--- Excerpt ---
━━━━━━━━━━━━━━━━
Now it has continued into the Gulf Coast of the United States, and students and faculty are wondering if the powerful storm will affect their friends and loved ones who may be in Georges's path.
Elizabeth Kievit, a research fellow in the radiation-oncology division of the University's Medical School, planned to marry Eric Dunkers, a post-doctorate fellow of internal medicine at the University, in Key West, Fla. this past Saturday.
"No one really knows where they are or if they even actually got married," said Mary Davis, a radiology-oncology research assistant.
Many of Kievit's relatives traveled from her native county of Holland in the Netherlands to Key West to attend the wedding, Davis said.
The couple may be now enjoying their honeymoon in Jamaica, but "we haven't heard from them since before they left," Davis said.
Though most of South Florida escaped the full force of Georges, LSA first-year student Josh Juran called his family back home in Boca Raton last week.
━━━━━━━━━━━━━━━━
--- Task goal ---
In the excerpt about the storm Georges, where did Elizabeth Kievit plan to marry Eric Dunkers?
━━━━━━━━━━━━━━━━
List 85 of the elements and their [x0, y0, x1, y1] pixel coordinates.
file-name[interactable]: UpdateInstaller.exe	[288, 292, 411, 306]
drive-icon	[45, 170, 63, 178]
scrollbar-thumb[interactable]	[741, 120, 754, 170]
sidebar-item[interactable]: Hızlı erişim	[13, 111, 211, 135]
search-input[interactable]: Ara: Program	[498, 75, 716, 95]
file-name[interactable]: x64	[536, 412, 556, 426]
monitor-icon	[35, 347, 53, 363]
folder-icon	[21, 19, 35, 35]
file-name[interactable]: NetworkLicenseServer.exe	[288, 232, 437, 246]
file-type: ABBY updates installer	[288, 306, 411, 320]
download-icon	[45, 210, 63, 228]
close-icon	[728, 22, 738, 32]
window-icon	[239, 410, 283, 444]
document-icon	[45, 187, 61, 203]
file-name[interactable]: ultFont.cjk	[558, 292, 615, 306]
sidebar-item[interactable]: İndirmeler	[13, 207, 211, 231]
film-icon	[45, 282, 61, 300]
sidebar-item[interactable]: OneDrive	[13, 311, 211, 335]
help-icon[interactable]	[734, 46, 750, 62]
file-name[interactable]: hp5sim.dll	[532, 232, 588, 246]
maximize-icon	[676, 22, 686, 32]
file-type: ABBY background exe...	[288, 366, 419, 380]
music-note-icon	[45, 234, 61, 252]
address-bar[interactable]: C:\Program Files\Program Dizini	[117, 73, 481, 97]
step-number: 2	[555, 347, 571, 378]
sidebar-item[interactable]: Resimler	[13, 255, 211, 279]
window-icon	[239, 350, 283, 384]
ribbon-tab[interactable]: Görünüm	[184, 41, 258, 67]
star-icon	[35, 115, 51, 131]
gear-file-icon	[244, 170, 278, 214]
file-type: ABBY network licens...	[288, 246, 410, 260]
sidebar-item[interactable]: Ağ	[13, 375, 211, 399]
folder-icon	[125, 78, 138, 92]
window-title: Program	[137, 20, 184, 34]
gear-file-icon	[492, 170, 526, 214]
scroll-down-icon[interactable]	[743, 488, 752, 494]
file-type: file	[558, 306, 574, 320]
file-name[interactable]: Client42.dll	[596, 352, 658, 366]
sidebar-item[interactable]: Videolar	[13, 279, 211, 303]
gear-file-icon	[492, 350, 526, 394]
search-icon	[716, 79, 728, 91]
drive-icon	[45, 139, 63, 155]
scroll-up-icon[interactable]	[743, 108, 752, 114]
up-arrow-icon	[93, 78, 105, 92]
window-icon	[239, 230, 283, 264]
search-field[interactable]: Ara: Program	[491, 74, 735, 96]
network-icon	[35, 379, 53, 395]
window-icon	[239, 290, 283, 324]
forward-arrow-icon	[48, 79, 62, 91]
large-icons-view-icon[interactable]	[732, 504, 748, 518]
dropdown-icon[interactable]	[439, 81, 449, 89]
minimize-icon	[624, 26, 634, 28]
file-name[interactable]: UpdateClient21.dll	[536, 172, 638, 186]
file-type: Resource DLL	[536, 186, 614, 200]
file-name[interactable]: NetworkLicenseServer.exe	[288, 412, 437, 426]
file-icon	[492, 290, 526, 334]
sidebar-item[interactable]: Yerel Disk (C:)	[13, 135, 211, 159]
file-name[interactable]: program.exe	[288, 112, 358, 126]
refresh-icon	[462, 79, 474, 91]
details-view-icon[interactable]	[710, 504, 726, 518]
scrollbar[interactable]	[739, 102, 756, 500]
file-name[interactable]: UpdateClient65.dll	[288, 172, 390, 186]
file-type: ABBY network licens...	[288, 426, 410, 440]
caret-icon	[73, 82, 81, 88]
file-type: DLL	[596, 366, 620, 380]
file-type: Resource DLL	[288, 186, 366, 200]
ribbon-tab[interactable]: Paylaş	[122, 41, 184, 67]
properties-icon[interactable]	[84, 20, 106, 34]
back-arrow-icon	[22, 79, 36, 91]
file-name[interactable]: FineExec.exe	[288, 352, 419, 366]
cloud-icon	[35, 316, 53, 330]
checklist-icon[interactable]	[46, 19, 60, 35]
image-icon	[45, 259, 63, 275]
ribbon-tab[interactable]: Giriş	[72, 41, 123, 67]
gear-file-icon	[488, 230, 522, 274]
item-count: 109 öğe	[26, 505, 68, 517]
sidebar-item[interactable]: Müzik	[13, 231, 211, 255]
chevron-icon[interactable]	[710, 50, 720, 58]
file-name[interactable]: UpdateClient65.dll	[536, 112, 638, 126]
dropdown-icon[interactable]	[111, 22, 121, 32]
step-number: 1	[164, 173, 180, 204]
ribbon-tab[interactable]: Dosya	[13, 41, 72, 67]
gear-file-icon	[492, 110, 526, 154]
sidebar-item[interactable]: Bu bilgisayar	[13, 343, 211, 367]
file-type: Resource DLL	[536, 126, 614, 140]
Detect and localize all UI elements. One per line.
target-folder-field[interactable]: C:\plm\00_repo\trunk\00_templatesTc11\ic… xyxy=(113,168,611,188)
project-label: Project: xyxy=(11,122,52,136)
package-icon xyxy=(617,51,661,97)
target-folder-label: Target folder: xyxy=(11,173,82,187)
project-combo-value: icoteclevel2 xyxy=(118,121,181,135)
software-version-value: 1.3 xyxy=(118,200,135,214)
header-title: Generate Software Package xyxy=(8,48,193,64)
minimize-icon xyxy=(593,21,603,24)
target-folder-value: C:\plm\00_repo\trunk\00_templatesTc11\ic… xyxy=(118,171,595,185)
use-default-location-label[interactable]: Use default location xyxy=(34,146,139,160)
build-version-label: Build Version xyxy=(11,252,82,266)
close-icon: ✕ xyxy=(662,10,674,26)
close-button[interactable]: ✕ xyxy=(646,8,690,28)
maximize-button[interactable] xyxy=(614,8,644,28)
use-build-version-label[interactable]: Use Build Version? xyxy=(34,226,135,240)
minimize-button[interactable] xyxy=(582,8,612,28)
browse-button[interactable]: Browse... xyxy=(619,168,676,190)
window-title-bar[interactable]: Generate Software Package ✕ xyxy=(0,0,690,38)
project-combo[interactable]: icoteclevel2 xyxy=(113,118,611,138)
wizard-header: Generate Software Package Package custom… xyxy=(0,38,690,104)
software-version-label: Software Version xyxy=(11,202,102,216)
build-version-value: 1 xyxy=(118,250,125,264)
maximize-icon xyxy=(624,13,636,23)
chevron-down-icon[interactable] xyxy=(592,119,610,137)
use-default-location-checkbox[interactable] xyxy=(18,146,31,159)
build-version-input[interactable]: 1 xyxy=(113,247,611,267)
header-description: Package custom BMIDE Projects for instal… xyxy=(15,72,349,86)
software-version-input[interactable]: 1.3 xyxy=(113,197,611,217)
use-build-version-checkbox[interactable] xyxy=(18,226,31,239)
━━━━━━━━━━━━━━━━
--- Answer to the problem ---
In Key West, Fla.